++++ Dataset excerpts
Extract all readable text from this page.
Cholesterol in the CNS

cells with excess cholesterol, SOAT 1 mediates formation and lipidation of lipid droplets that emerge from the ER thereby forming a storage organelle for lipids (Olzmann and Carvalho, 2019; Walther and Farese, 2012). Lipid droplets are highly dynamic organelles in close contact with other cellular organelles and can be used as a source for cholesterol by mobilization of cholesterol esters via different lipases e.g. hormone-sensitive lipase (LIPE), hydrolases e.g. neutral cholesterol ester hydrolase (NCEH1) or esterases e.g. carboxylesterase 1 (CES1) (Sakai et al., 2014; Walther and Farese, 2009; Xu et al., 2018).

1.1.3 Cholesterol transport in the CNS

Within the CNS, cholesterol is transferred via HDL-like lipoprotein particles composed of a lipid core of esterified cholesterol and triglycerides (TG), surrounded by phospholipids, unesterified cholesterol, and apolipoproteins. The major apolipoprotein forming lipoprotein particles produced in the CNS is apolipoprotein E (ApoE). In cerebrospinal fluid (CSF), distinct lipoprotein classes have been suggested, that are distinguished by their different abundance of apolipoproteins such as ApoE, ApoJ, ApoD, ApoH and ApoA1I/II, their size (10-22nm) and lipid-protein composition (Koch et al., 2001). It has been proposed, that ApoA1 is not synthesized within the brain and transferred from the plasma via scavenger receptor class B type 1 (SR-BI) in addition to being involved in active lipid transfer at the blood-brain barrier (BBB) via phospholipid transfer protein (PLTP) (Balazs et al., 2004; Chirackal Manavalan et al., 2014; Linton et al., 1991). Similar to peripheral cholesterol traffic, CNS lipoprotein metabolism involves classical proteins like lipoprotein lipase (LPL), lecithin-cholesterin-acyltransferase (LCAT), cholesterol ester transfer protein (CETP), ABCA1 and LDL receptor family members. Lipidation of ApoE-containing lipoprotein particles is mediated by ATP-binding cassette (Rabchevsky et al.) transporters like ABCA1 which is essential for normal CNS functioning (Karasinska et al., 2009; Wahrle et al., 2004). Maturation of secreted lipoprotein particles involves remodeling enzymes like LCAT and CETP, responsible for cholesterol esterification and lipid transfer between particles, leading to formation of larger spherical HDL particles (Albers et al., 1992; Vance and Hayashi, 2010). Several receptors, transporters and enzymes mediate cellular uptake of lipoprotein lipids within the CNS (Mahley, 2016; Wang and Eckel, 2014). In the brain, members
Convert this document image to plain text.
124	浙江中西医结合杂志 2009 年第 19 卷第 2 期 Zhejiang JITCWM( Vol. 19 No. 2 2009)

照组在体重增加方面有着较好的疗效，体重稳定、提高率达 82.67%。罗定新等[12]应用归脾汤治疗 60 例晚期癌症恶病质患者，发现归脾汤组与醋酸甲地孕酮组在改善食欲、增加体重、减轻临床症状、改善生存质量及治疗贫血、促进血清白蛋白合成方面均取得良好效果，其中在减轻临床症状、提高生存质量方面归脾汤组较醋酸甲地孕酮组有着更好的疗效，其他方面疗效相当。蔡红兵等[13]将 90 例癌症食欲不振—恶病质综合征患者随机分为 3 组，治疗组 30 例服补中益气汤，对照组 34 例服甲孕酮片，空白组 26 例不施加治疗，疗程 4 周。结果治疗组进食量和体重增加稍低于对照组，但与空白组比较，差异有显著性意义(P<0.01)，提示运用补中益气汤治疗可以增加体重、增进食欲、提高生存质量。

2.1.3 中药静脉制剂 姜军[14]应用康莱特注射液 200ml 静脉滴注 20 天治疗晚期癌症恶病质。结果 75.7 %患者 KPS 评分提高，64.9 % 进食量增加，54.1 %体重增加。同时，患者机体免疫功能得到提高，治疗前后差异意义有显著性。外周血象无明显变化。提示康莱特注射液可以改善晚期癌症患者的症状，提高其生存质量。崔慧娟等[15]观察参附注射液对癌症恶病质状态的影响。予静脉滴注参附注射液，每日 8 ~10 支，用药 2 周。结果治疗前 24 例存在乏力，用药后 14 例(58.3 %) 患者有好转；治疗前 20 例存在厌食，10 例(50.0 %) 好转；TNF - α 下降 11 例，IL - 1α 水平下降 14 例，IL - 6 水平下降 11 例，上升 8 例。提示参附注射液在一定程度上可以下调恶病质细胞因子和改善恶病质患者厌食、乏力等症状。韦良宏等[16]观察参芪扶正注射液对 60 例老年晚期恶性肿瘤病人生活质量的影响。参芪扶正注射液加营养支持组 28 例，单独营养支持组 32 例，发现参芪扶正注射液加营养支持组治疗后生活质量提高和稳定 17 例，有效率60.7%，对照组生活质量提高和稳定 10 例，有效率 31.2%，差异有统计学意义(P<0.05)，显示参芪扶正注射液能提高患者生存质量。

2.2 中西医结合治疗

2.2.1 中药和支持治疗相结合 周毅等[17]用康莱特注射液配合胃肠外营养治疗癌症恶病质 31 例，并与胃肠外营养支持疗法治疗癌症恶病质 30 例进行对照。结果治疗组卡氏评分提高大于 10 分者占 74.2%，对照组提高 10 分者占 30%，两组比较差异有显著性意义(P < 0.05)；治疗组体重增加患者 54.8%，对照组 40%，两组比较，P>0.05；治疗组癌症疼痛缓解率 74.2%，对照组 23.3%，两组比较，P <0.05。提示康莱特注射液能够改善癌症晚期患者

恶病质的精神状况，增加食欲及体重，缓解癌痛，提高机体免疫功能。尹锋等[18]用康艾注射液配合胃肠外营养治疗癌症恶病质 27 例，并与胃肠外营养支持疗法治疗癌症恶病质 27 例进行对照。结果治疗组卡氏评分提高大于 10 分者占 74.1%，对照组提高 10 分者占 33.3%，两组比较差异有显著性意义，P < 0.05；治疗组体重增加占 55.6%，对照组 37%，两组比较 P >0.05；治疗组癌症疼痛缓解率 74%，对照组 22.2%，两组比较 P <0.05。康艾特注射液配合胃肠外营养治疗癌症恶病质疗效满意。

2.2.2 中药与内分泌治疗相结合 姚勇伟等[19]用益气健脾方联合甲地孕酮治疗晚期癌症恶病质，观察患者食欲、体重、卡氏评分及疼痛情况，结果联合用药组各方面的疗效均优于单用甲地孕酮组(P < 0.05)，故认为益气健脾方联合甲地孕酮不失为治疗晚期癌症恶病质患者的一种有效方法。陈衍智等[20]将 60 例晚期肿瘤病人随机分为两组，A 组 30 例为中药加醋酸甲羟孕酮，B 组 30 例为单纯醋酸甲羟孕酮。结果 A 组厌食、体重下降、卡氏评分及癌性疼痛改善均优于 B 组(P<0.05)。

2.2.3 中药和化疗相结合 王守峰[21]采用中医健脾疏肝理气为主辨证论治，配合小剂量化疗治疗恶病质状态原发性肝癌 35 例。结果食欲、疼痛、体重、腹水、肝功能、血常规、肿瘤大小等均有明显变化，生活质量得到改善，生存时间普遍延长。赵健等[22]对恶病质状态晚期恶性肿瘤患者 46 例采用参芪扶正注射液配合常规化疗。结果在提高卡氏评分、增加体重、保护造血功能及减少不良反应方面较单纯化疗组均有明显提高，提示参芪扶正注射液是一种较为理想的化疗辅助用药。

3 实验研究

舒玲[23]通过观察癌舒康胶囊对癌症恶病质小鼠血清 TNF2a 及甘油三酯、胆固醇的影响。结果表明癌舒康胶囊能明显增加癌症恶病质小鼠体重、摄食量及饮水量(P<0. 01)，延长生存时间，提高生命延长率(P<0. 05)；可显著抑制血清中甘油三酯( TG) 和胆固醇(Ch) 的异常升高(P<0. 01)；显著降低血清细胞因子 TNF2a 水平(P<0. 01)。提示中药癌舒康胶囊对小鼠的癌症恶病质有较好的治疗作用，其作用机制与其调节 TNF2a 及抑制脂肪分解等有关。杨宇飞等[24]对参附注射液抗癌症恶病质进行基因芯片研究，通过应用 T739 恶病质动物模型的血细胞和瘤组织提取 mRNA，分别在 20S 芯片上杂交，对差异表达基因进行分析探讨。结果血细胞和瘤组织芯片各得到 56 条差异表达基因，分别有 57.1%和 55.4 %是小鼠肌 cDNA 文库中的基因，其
++++++++
[Activity] Whenever a line in the material above holds the string "例进行对照", copy that line in full.

[Task result]
2.2.1 中药和支持治疗相结合 周毅等[17]用康莱特注射液配合胃肠外营养治疗癌症恶病质 31 例，并与胃肠外营养支持疗法治疗癌症恶病质 30 例进行对照。结果治疗组卡氏评分提高大于 10 分者占 74.2%，对照组提高 10 分者占 30%，两组比较差异有显著性意义(P < 0.05)；治疗组体重增加患者 54.8%，对照组 40%，两组比较，P>0.05；治疗组癌症疼痛缓解率 74.2%，对照组 23.3%，两组比较，P <0.05。提示康莱特注射液能够改善癌症晚期患者
恶病质的精神状况，增加食欲及体重，缓解癌痛，提高机体免疫功能。尹锋等[18]用康艾注射液配合胃肠外营养治疗癌症恶病质 27 例，并与胃肠外营养支持疗法治疗癌症恶病质 27 例进行对照。结果治疗组卡氏评分提高大于 10 分者占 74.1%，对照组提高 10 分者占 33.3%，两组比较差异有显著性意义，P < 0.05；治疗组体重增加占 55.6%，对照组 37%，两组比较 P >0.05；治疗组癌症疼痛缓解率 74%，对照组 22.2%，两组比较 P <0.05。康艾特注射液配合胃肠外营养治疗癌症恶病质疗效满意。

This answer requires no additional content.